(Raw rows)
-=-=-
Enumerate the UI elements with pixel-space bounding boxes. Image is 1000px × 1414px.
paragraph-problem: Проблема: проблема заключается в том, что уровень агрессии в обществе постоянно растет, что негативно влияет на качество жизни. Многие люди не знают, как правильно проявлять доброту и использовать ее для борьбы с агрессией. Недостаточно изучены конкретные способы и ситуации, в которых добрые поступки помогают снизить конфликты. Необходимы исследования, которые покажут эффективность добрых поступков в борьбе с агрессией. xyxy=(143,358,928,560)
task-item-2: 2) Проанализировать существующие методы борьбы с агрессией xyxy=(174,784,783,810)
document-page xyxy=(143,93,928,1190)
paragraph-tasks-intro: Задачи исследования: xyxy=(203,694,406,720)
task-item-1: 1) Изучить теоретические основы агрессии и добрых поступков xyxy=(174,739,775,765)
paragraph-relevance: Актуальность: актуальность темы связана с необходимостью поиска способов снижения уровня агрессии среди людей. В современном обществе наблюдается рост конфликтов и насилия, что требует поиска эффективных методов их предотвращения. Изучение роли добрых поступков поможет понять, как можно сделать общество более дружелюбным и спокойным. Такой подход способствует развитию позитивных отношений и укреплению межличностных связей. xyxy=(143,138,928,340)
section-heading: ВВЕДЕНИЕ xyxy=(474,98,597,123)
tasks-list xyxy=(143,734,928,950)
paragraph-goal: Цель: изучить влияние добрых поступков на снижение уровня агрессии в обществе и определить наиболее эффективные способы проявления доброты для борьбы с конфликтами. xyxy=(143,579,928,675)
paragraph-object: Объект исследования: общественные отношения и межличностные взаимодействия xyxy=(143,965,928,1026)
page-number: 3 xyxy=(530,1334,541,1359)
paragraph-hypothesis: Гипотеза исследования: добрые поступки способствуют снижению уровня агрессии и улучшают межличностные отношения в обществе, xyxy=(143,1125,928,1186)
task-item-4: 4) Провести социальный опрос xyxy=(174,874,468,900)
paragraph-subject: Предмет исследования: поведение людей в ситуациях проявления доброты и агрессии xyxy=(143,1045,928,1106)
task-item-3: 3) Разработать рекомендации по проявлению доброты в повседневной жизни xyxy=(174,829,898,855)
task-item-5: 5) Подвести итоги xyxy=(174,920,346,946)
-=-=-
#### Exercise prompt:
Could you reproduce every one of the rows above verbatim, with nothing left out or changed?

#### Solution to this problem:
Enumerate the UI elements with pixel-space bounding boxes. Image is 1000px × 1414px.
paragraph-problem: Проблема: проблема заключается в том, что уровень агрессии в обществе постоянно растет, что негативно влияет на качество жизни. Многие люди не знают, как правильно проявлять доброту и использовать ее для борьбы с агрессией. Недостаточно изучены конкретные способы и ситуации, в которых добрые поступки помогают снизить конфликты. Необходимы исследования, которые покажут эффективность добрых поступков в борьбе с агрессией. xyxy=(143,358,928,560)
task-item-2: 2) Проанализировать существующие методы борьбы с агрессией xyxy=(174,784,783,810)
document-page xyxy=(143,93,928,1190)
paragraph-tasks-intro: Задачи исследования: xyxy=(203,694,406,720)
task-item-1: 1) Изучить теоретические основы агрессии и добрых поступков xyxy=(174,739,775,765)
paragraph-relevance: Актуальность: актуальность темы связана с необходимостью поиска способов снижения уровня агрессии среди людей. В современном обществе наблюдается рост конфликтов и насилия, что требует поиска эффективных методов их предотвращения. Изучение роли добрых поступков поможет понять, как можно сделать общество более дружелюбным и спокойным. Такой подход способствует развитию позитивных отношений и укреплению межличностных связей. xyxy=(143,138,928,340)
section-heading: ВВЕДЕНИЕ xyxy=(474,98,597,123)
tasks-list xyxy=(143,734,928,950)
paragraph-goal: Цель: изучить влияние добрых поступков на снижение уровня агрессии в обществе и определить наиболее эффективные способы проявления доброты для борьбы с конфликтами. xyxy=(143,579,928,675)
paragraph-object: Объект исследования: общественные отношения и межличностные взаимодействия xyxy=(143,965,928,1026)
page-number: 3 xyxy=(530,1334,541,1359)
paragraph-hypothesis: Гипотеза исследования: добрые поступки способствуют снижению уровня агрессии и улучшают межличностные отношения в обществе, xyxy=(143,1125,928,1186)
task-item-4: 4) Провести социальный опрос xyxy=(174,874,468,900)
paragraph-subject: Предмет исследования: поведение людей в ситуациях проявления доброты и агрессии xyxy=(143,1045,928,1106)
task-item-3: 3) Разработать рекомендации по проявлению доброты в повседневной жизни xyxy=(174,829,898,855)
task-item-5: 5) Подвести итоги xyxy=(174,920,346,946)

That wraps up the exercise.